*Given problem*
Make an exact copy of each entry, leaving out every picture.
────
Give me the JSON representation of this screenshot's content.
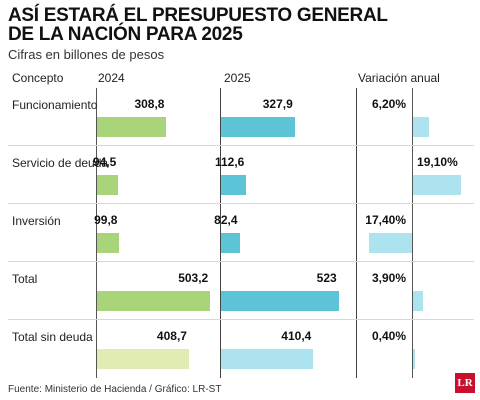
{
  "title_line1": "ASÍ ESTARÁ EL PRESUPUESTO GENERAL",
  "title_line2": "DE LA NACIÓN PARA 2025",
  "subtitle": "Cifras en billones de pesos",
  "headers": {
    "concept": "Concepto",
    "y2024": "2024",
    "y2025": "2025",
    "change": "Variación anual"
  },
  "source": "Fuente: Ministerio de Hacienda / Gráfico: LR-ST",
  "logo_text": "LR",
  "colors": {
    "green": "#a9d47a",
    "green_light": "#e1ecb2",
    "teal": "#5cc4d6",
    "teal_light": "#ade3ee",
    "change": "#ade3ee"
  },
  "chart_data": {
    "type": "bar",
    "title": "ASÍ ESTARÁ EL PRESUPUESTO GENERAL DE LA NACIÓN PARA 2025",
    "subtitle": "Cifras en billones de pesos",
    "categories": [
      "Funcionamiento",
      "Servicio de deuda",
      "Inversión",
      "Total",
      "Total sin deuda"
    ],
    "series": [
      {
        "name": "2024",
        "values": [
          308.8,
          94.5,
          99.8,
          503.2,
          408.7
        ],
        "labels": [
          "308,8",
          "94,5",
          "99,8",
          "503,2",
          "408,7"
        ]
      },
      {
        "name": "2025",
        "values": [
          327.9,
          112.6,
          82.4,
          523,
          410.4
        ],
        "labels": [
          "327,9",
          "112,6",
          "82,4",
          "523",
          "410,4"
        ]
      },
      {
        "name": "Variación anual",
        "values": [
          6.2,
          19.1,
          -17.4,
          3.9,
          0.4
        ],
        "labels": [
          "6,20%",
          "19,10%",
          "17,40%",
          "3,90%",
          "0,40%"
        ]
      }
    ]
  }
}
────
*Solution to this task*
Give me the JSON representation of this screenshot's content.
{
  "title_line1": "ASÍ ESTARÁ EL PRESUPUESTO GENERAL",
  "title_line2": "DE LA NACIÓN PARA 2025",
  "subtitle": "Cifras en billones de pesos",
  "headers": {
    "concept": "Concepto",
    "y2024": "2024",
    "y2025": "2025",
    "change": "Variación anual"
  },
  "source": "Fuente: Ministerio de Hacienda / Gráfico: LR-ST",
  "logo_text": "LR",
  "colors": {
    "green": "#a9d47a",
    "green_light": "#e1ecb2",
    "teal": "#5cc4d6",
    "teal_light": "#ade3ee",
    "change": "#ade3ee"
  },
  "chart_data": {
    "type": "bar",
    "title": "ASÍ ESTARÁ EL PRESUPUESTO GENERAL DE LA NACIÓN PARA 2025",
    "subtitle": "Cifras en billones de pesos",
    "categories": [
      "Funcionamiento",
      "Servicio de deuda",
      "Inversión",
      "Total",
      "Total sin deuda"
    ],
    "series": [
      {
        "name": "2024",
        "values": [
          308.8,
          94.5,
          99.8,
          503.2,
          408.7
        ],
        "labels": [
          "308,8",
          "94,5",
          "99,8",
          "503,2",
          "408,7"
        ]
      },
      {
        "name": "2025",
        "values": [
          327.9,
          112.6,
          82.4,
          523,
          410.4
        ],
        "labels": [
          "327,9",
          "112,6",
          "82,4",
          "523",
          "410,4"
        ]
      },
      {
        "name": "Variación anual",
        "values": [
          6.2,
          19.1,
          -17.4,
          3.9,
          0.4
        ],
        "labels": [
          "6,20%",
          "19,10%",
          "17,40%",
          "3,90%",
          "0,40%"
        ]
      }
    ]
  }
}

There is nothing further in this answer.